> [Problem requirements] Each record needs to be echoed exactly; can you do that?

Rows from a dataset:

================

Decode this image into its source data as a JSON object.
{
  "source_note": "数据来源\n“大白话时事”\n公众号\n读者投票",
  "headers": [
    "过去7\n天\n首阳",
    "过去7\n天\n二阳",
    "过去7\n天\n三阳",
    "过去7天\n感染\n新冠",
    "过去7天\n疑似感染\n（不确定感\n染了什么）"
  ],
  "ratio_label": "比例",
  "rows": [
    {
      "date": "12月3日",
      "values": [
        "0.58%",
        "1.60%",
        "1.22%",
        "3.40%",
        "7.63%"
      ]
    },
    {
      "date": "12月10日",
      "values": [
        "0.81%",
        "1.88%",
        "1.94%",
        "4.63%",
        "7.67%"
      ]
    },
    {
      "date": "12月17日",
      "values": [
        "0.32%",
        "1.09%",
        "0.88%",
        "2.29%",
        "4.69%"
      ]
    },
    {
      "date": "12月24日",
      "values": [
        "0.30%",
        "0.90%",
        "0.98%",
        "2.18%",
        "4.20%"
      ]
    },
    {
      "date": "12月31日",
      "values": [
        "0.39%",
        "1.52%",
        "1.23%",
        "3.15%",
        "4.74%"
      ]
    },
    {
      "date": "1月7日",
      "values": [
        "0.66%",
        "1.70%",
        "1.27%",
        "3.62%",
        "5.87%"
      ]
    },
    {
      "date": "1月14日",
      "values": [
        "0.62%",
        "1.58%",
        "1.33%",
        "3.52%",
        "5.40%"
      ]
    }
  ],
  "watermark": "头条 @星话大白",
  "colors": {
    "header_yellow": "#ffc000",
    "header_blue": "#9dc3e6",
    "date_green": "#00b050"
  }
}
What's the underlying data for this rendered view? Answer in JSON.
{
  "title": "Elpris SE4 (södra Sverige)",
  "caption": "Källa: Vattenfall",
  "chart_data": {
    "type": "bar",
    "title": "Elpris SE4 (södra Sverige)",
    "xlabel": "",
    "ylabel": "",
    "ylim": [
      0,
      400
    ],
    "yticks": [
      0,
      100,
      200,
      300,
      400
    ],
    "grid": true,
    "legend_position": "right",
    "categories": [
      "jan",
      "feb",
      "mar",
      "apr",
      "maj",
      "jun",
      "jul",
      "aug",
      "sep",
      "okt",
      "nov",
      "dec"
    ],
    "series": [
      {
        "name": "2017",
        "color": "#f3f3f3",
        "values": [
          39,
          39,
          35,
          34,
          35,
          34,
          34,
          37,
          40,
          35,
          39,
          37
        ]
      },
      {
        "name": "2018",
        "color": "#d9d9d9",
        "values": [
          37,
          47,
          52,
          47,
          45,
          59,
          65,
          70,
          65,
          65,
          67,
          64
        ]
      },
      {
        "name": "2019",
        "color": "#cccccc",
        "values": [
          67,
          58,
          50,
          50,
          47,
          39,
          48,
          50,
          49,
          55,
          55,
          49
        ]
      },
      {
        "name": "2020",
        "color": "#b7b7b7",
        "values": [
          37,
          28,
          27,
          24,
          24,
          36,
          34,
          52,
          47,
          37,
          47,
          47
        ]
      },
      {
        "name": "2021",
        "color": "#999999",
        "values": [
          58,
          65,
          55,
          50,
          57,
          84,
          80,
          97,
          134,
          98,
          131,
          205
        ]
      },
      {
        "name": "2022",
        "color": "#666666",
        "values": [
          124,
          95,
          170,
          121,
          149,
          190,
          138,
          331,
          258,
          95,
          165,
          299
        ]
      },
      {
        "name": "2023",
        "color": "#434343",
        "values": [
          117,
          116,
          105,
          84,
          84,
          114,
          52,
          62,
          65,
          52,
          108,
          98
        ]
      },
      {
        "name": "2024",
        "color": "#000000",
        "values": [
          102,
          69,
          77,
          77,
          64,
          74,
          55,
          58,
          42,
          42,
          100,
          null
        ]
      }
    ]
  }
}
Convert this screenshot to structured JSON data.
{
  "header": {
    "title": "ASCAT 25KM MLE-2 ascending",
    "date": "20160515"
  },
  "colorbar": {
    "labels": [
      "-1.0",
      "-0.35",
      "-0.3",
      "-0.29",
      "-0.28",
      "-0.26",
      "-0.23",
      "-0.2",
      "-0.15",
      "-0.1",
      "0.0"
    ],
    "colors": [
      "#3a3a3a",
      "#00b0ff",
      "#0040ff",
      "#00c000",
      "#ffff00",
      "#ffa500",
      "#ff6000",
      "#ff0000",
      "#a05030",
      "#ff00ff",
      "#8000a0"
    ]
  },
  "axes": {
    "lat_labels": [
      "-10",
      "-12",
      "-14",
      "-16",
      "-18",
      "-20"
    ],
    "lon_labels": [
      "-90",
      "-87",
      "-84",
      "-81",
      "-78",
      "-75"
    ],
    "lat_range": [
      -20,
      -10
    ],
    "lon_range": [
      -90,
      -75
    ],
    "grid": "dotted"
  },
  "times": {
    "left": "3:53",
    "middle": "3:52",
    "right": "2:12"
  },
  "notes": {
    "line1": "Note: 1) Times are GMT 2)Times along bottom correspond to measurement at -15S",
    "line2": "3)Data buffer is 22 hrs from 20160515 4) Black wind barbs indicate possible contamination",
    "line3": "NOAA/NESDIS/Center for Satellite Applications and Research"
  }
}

================

> [Result]
Decode this image into its source data as a JSON object.
{
  "source_note": "数据来源\n“大白话时事”\n公众号\n读者投票",
  "headers": [
    "过去7\n天\n首阳",
    "过去7\n天\n二阳",
    "过去7\n天\n三阳",
    "过去7天\n感染\n新冠",
    "过去7天\n疑似感染\n（不确定感\n染了什么）"
  ],
  "ratio_label": "比例",
  "rows": [
    {
      "date": "12月3日",
      "values": [
        "0.58%",
        "1.60%",
        "1.22%",
        "3.40%",
        "7.63%"
      ]
    },
    {
      "date": "12月10日",
      "values": [
        "0.81%",
        "1.88%",
        "1.94%",
        "4.63%",
        "7.67%"
      ]
    },
    {
      "date": "12月17日",
      "values": [
        "0.32%",
        "1.09%",
        "0.88%",
        "2.29%",
        "4.69%"
      ]
    },
    {
      "date": "12月24日",
      "values": [
        "0.30%",
        "0.90%",
        "0.98%",
        "2.18%",
        "4.20%"
      ]
    },
    {
      "date": "12月31日",
      "values": [
        "0.39%",
        "1.52%",
        "1.23%",
        "3.15%",
        "4.74%"
      ]
    },
    {
      "date": "1月7日",
      "values": [
        "0.66%",
        "1.70%",
        "1.27%",
        "3.62%",
        "5.87%"
      ]
    },
    {
      "date": "1月14日",
      "values": [
        "0.62%",
        "1.58%",
        "1.33%",
        "3.52%",
        "5.40%"
      ]
    }
  ],
  "watermark": "头条 @星话大白",
  "colors": {
    "header_yellow": "#ffc000",
    "header_blue": "#9dc3e6",
    "date_green": "#00b050"
  }
}
What's the underlying data for this rendered view? Answer in JSON.
{
  "title": "Elpris SE4 (södra Sverige)",
  "caption": "Källa: Vattenfall",
  "chart_data": {
    "type": "bar",
    "title": "Elpris SE4 (södra Sverige)",
    "xlabel": "",
    "ylabel": "",
    "ylim": [
      0,
      400
    ],
    "yticks": [
      0,
      100,
      200,
      300,
      400
    ],
    "grid": true,
    "legend_position": "right",
    "categories": [
      "jan",
      "feb",
      "mar",
      "apr",
      "maj",
      "jun",
      "jul",
      "aug",
      "sep",
      "okt",
      "nov",
      "dec"
    ],
    "series": [
      {
        "name": "2017",
        "color": "#f3f3f3",
        "values": [
          39,
          39,
          35,
          34,
          35,
          34,
          34,
          37,
          40,
          35,
          39,
          37
        ]
      },
      {
        "name": "2018",
        "color": "#d9d9d9",
        "values": [
          37,
          47,
          52,
          47,
          45,
          59,
          65,
          70,
          65,
          65,
          67,
          64
        ]
      },
      {
        "name": "2019",
        "color": "#cccccc",
        "values": [
          67,
          58,
          50,
          50,
          47,
          39,
          48,
          50,
          49,
          55,
          55,
          49
        ]
      },
      {
        "name": "2020",
        "color": "#b7b7b7",
        "values": [
          37,
          28,
          27,
          24,
          24,
          36,
          34,
          52,
          47,
          37,
          47,
          47
        ]
      },
      {
        "name": "2021",
        "color": "#999999",
        "values": [
          58,
          65,
          55,
          50,
          57,
          84,
          80,
          97,
          134,
          98,
          131,
          205
        ]
      },
      {
        "name": "2022",
        "color": "#666666",
        "values": [
          124,
          95,
          170,
          121,
          149,
          190,
          138,
          331,
          258,
          95,
          165,
          299
        ]
      },
      {
        "name": "2023",
        "color": "#434343",
        "values": [
          117,
          116,
          105,
          84,
          84,
          114,
          52,
          62,
          65,
          52,
          108,
          98
        ]
      },
      {
        "name": "2024",
        "color": "#000000",
        "values": [
          102,
          69,
          77,
          77,
          64,
          74,
          55,
          58,
          42,
          42,
          100,
          null
        ]
      }
    ]
  }
}
Convert this screenshot to structured JSON data.
{
  "header": {
    "title": "ASCAT 25KM MLE-2 ascending",
    "date": "20160515"
  },
  "colorbar": {
    "labels": [
      "-1.0",
      "-0.35",
      "-0.3",
      "-0.29",
      "-0.28",
      "-0.26",
      "-0.23",
      "-0.2",
      "-0.15",
      "-0.1",
      "0.0"
    ],
    "colors": [
      "#3a3a3a",
      "#00b0ff",
      "#0040ff",
      "#00c000",
      "#ffff00",
      "#ffa500",
      "#ff6000",
      "#ff0000",
      "#a05030",
      "#ff00ff",
      "#8000a0"
    ]
  },
  "axes": {
    "lat_labels": [
      "-10",
      "-12",
      "-14",
      "-16",
      "-18",
      "-20"
    ],
    "lon_labels": [
      "-90",
      "-87",
      "-84",
      "-81",
      "-78",
      "-75"
    ],
    "lat_range": [
      -20,
      -10
    ],
    "lon_range": [
      -90,
      -75
    ],
    "grid": "dotted"
  },
  "times": {
    "left": "3:53",
    "middle": "3:52",
    "right": "2:12"
  },
  "notes": {
    "line1": "Note: 1) Times are GMT 2)Times along bottom correspond to measurement at -15S",
    "line2": "3)Data buffer is 22 hrs from 20160515 4) Black wind barbs indicate possible contamination",
    "line3": "NOAA/NESDIS/Center for Satellite Applications and Research"
  }
}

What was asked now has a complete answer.